INSTRUCTION.
Locate the string "numbers" in the records below. Copy every line where it occurs.

▬▬▬▬▬▬▬▬▬▬

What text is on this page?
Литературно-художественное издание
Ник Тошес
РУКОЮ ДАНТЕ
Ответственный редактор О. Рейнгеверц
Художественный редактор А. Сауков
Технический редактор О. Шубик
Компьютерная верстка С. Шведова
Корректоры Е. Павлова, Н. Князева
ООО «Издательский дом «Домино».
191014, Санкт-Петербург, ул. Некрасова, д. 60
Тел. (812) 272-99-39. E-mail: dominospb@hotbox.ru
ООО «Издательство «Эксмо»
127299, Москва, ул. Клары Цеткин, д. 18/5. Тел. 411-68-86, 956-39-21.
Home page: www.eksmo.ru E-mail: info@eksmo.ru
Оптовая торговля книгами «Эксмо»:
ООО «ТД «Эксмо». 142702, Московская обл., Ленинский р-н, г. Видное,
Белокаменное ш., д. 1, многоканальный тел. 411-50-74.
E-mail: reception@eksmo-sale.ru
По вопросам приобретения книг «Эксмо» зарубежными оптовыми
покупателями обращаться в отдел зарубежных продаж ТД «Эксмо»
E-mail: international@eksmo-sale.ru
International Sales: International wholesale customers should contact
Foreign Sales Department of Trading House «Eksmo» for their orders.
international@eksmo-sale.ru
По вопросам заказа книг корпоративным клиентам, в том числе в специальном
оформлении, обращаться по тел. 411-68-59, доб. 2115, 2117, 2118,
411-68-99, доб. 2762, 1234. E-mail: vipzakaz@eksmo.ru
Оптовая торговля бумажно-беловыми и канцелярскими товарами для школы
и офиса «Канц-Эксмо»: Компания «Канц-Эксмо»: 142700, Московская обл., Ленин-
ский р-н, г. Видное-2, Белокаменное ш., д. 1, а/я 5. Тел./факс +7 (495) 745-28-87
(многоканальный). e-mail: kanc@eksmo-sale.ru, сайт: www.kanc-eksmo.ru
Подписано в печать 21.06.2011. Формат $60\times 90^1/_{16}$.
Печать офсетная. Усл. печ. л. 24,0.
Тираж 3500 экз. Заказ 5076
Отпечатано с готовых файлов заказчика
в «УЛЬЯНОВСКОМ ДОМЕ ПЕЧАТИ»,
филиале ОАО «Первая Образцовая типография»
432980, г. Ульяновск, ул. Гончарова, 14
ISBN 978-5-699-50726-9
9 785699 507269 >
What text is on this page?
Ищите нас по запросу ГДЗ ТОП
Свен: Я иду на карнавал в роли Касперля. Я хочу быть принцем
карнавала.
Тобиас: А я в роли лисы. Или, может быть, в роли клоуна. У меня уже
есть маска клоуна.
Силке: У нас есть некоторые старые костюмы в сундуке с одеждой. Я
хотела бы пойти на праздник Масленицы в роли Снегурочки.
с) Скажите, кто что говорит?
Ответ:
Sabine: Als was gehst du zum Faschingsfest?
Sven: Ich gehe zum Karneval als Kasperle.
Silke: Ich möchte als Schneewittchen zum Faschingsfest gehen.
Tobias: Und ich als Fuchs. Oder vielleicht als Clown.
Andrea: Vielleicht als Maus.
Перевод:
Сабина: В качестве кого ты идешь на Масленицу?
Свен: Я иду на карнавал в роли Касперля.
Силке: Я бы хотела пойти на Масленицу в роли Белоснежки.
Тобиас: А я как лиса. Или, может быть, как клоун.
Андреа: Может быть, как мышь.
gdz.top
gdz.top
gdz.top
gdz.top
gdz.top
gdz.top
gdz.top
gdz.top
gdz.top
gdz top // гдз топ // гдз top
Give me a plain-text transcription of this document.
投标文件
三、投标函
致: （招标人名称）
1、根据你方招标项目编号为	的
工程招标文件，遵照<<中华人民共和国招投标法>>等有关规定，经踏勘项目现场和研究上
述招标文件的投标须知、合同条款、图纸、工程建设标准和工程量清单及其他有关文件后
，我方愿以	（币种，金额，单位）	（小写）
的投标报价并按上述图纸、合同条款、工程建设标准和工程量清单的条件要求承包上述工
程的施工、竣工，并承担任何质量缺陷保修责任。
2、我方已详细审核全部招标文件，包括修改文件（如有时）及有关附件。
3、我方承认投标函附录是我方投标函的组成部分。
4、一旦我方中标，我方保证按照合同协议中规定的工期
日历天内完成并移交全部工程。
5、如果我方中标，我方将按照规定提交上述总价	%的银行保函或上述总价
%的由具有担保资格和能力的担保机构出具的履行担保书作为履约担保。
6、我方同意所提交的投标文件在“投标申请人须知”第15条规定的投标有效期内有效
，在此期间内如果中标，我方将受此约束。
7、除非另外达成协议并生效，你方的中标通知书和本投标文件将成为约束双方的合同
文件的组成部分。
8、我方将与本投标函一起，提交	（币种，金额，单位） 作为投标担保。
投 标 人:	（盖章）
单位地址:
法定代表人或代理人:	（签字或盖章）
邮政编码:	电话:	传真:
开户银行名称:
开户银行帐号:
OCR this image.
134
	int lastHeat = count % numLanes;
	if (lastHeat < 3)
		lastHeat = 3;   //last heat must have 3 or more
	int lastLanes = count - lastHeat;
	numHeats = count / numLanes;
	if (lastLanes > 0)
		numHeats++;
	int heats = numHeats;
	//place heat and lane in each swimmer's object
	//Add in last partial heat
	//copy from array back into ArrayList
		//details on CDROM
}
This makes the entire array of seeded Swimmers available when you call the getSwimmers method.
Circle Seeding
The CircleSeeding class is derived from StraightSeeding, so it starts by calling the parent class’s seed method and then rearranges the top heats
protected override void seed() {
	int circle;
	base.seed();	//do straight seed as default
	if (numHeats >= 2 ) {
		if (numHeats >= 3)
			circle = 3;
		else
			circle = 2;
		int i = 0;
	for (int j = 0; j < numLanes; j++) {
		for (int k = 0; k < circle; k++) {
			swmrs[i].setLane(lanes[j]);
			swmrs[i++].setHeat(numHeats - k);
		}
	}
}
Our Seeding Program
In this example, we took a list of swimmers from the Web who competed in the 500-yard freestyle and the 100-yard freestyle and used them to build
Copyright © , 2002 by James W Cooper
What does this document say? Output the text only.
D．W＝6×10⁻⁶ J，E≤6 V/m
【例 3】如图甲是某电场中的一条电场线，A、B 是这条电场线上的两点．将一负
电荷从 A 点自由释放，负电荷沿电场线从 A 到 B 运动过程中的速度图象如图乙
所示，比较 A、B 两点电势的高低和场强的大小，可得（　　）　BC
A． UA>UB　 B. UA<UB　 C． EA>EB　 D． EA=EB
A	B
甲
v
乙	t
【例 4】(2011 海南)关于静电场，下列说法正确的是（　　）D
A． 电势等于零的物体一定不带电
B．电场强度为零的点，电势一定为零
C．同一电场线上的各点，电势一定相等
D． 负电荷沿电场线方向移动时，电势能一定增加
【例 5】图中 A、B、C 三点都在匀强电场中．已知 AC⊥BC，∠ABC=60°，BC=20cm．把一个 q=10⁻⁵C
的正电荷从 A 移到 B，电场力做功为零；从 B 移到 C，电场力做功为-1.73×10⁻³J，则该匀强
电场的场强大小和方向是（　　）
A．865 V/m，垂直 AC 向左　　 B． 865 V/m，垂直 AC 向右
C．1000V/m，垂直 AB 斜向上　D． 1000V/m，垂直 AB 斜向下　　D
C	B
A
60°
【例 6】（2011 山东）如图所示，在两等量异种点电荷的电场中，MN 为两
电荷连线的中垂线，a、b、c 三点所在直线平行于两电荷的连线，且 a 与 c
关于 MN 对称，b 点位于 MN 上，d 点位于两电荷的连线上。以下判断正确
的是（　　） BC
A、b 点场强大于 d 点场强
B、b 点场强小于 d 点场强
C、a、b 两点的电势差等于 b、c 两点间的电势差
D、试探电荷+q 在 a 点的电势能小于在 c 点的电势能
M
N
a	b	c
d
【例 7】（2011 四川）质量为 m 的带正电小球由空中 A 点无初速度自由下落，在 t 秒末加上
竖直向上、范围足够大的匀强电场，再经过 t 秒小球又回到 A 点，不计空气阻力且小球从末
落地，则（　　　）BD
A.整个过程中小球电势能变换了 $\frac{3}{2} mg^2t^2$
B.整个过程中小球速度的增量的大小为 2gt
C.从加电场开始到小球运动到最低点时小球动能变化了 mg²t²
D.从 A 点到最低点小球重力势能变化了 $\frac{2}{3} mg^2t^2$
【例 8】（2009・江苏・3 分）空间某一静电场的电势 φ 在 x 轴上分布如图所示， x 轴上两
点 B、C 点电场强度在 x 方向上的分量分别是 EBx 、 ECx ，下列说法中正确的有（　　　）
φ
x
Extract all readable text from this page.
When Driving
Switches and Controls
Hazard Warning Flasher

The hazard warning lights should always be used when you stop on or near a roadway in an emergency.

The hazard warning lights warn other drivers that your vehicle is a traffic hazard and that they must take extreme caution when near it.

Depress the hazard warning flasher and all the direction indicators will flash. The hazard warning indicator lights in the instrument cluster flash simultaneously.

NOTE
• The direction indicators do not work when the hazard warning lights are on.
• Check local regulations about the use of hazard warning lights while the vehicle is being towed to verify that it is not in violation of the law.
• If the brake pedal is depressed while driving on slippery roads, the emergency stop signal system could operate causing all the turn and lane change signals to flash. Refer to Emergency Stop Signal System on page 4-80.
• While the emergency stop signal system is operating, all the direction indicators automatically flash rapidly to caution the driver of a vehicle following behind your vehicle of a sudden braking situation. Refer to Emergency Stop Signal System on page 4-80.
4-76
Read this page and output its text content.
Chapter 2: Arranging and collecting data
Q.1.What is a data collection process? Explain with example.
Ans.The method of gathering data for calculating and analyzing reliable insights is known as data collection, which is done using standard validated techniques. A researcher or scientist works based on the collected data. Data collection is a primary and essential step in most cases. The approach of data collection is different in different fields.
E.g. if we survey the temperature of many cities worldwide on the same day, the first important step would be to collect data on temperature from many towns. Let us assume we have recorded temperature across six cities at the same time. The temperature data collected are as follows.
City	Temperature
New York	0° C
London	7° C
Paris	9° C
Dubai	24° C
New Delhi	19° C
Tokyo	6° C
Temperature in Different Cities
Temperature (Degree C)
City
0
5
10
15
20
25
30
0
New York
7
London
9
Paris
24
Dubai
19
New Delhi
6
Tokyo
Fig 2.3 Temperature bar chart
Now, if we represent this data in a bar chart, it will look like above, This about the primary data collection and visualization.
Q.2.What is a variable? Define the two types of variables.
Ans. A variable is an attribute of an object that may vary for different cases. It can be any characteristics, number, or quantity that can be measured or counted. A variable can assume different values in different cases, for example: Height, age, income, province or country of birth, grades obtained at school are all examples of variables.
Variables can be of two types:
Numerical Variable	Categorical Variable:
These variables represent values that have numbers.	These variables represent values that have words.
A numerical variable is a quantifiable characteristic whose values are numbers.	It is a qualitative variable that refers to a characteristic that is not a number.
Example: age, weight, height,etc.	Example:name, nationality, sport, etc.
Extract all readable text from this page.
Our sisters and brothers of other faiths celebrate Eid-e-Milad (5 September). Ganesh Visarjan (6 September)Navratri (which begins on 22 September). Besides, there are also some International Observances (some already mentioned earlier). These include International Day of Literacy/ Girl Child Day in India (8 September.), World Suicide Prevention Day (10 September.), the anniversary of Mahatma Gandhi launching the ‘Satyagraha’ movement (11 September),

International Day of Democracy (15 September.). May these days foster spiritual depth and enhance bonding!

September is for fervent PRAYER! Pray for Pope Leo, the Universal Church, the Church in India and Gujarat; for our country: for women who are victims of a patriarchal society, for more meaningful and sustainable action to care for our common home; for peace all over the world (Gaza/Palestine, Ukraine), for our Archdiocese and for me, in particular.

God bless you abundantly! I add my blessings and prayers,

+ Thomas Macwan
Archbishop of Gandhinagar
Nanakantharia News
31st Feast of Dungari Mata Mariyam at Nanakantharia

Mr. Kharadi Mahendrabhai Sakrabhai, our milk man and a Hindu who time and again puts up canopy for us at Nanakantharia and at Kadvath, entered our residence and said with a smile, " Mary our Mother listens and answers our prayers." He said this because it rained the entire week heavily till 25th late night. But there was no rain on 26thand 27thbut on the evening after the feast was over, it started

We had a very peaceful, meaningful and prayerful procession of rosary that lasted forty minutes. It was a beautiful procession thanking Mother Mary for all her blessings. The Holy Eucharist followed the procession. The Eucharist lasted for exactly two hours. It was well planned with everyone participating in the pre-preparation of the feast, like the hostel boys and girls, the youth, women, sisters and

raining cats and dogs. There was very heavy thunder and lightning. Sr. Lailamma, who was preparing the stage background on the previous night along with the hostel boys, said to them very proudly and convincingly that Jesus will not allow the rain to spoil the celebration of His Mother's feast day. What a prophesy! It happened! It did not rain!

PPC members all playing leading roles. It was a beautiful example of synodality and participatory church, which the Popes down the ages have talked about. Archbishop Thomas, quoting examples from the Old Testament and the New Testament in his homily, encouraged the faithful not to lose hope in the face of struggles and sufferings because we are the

▬▬▬▬▬▬▬▬▬▬

SOLUTION FOR THIS TASK.
These variables represent values that have numbers.	These variables represent values that have words.
A numerical variable is a quantifiable characteristic whose values are numbers.	It is a qualitative variable that refers to a characteristic that is not a number.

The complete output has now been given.